**Task details:** A verbatim copy of the records is required, with all pictures left out.

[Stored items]
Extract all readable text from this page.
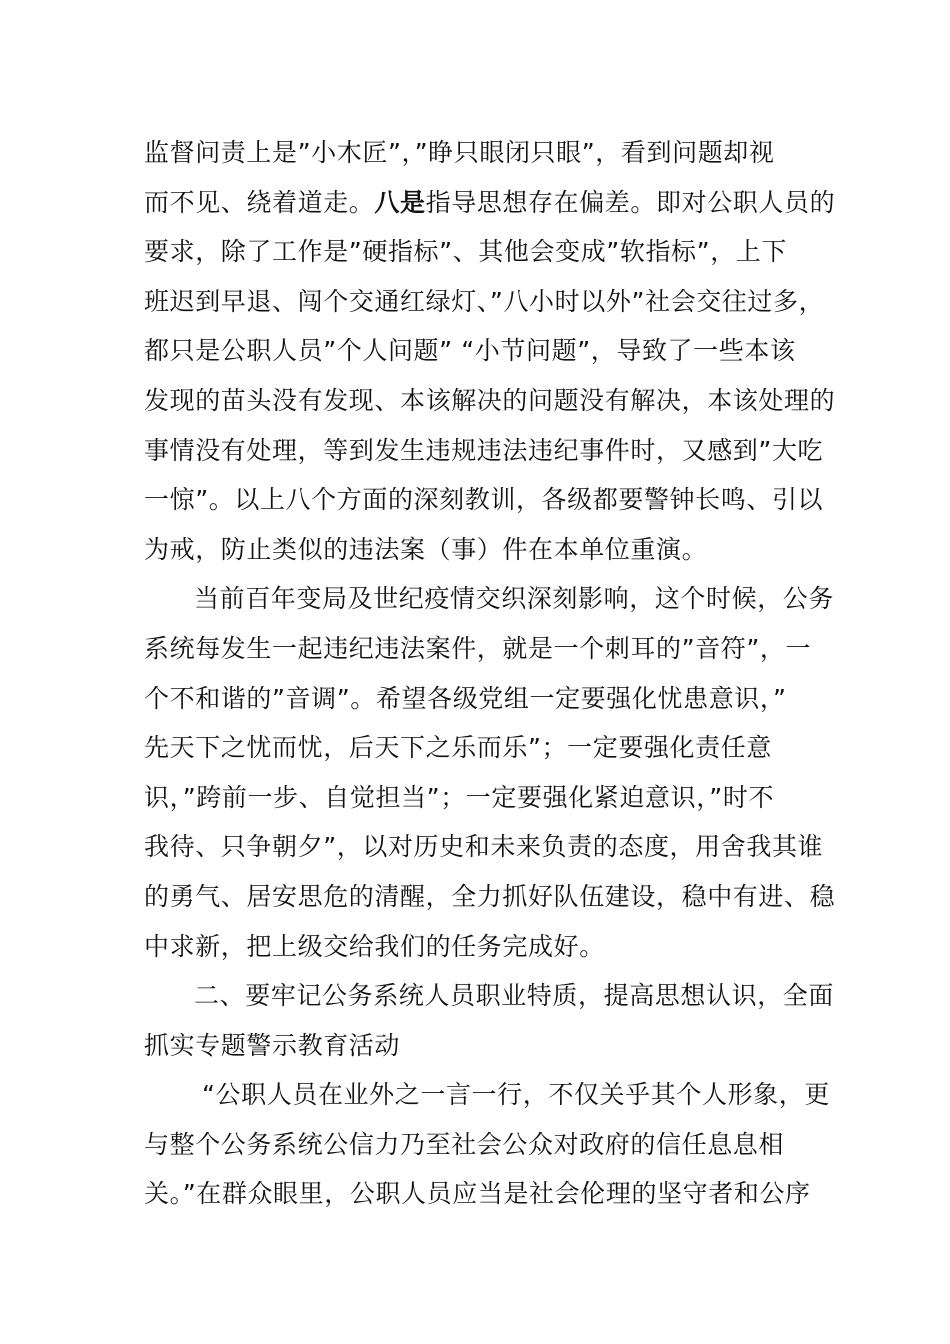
监督问责上是”小木匠”，”睁只眼闭只眼”，看到问题却视
而不见、绕着道走。八是指导思想存在偏差。即对公职人员的
要求，除了工作是”硬指标”、其他会变成”软指标”，上下
班迟到早退、闯个交通红绿灯、”八小时以外”社会交往过多，
都只是公职人员”个人问题” “小节问题”，导致了一些本该
发现的苗头没有发现、本该解决的问题没有解决，本该处理的
事情没有处理，等到发生违规违法违纪事件时，又感到”大吃
一惊”。以上八个方面的深刻教训，各级都要警钟长鸣、引以
为戒，防止类似的违法案（事）件在本单位重演。
当前百年变局及世纪疫情交织深刻影响，这个时候，公务
系统每发生一起违纪违法案件，就是一个刺耳的”音符”，一
个不和谐的”音调”。希望各级党组一定要强化忧患意识，”
先天下之忧而忧，后天下之乐而乐”；一定要强化责任意
识，”跨前一步、自觉担当”；一定要强化紧迫意识，”时不
我待、只争朝夕”，以对历史和未来负责的态度，用舍我其谁
的勇气、居安思危的清醒，全力抓好队伍建设，稳中有进、稳
中求新，把上级交给我们的任务完成好。
二、要牢记公务系统人员职业特质，提高思想认识，全面
抓实专题警示教育活动
“公职人员在业外之一言一行，不仅关乎其个人形象，更
与整个公务系统公信力乃至社会公众对政府的信任息息相
关。”在群众眼里，公职人员应当是社会伦理的坚守者和公序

**Result below:**
Extract all readable text from this page.
监督问责上是”小木匠”，”睁只眼闭只眼”，看到问题却视
而不见、绕着道走。八是指导思想存在偏差。即对公职人员的
要求，除了工作是”硬指标”、其他会变成”软指标”，上下
班迟到早退、闯个交通红绿灯、”八小时以外”社会交往过多，
都只是公职人员”个人问题” “小节问题”，导致了一些本该
发现的苗头没有发现、本该解决的问题没有解决，本该处理的
事情没有处理，等到发生违规违法违纪事件时，又感到”大吃
一惊”。以上八个方面的深刻教训，各级都要警钟长鸣、引以
为戒，防止类似的违法案（事）件在本单位重演。
当前百年变局及世纪疫情交织深刻影响，这个时候，公务
系统每发生一起违纪违法案件，就是一个刺耳的”音符”，一
个不和谐的”音调”。希望各级党组一定要强化忧患意识，”
先天下之忧而忧，后天下之乐而乐”；一定要强化责任意
识，”跨前一步、自觉担当”；一定要强化紧迫意识，”时不
我待、只争朝夕”，以对历史和未来负责的态度，用舍我其谁
的勇气、居安思危的清醒，全力抓好队伍建设，稳中有进、稳
中求新，把上级交给我们的任务完成好。
二、要牢记公务系统人员职业特质，提高思想认识，全面
抓实专题警示教育活动
“公职人员在业外之一言一行，不仅关乎其个人形象，更
与整个公务系统公信力乃至社会公众对政府的信任息息相
关。”在群众眼里，公职人员应当是社会伦理的坚守者和公序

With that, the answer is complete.